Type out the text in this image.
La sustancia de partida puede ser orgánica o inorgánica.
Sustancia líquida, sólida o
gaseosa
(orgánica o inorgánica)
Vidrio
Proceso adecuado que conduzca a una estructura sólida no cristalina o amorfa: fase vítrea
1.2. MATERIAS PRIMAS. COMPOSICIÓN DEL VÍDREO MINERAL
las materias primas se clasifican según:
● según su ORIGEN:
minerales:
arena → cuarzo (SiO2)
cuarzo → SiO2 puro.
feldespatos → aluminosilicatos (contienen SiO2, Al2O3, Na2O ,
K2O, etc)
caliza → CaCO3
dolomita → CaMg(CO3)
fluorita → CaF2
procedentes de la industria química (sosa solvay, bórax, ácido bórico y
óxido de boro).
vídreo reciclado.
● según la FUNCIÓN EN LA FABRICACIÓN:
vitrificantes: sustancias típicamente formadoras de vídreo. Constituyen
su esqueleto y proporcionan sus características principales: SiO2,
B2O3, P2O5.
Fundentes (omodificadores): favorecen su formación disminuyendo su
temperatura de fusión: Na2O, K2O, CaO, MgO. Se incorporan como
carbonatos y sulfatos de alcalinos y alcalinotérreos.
● ● ● ● ●
Stated task: Reproduce the material in full, with no word added or dropped.

Written solution:
Type out the text in this image.
La sustancia de partida puede ser orgánica o inorgánica.
Sustancia líquida, sólida o
gaseosa
(orgánica o inorgánica)
Vidrio
Proceso adecuado que conduzca a una estructura sólida no cristalina o amorfa: fase vítrea
1.2. MATERIAS PRIMAS. COMPOSICIÓN DEL VÍDREO MINERAL
las materias primas se clasifican según:
● según su ORIGEN:
minerales:
arena → cuarzo (SiO2)
cuarzo → SiO2 puro.
feldespatos → aluminosilicatos (contienen SiO2, Al2O3, Na2O ,
K2O, etc)
caliza → CaCO3
dolomita → CaMg(CO3)
fluorita → CaF2
procedentes de la industria química (sosa solvay, bórax, ácido bórico y
óxido de boro).
vídreo reciclado.
● según la FUNCIÓN EN LA FABRICACIÓN:
vitrificantes: sustancias típicamente formadoras de vídreo. Constituyen
su esqueleto y proporcionan sus características principales: SiO2,
B2O3, P2O5.
Fundentes (omodificadores): favorecen su formación disminuyendo su
temperatura de fusión: Na2O, K2O, CaO, MgO. Se incorporan como
carbonatos y sulfatos de alcalinos y alcalinotérreos.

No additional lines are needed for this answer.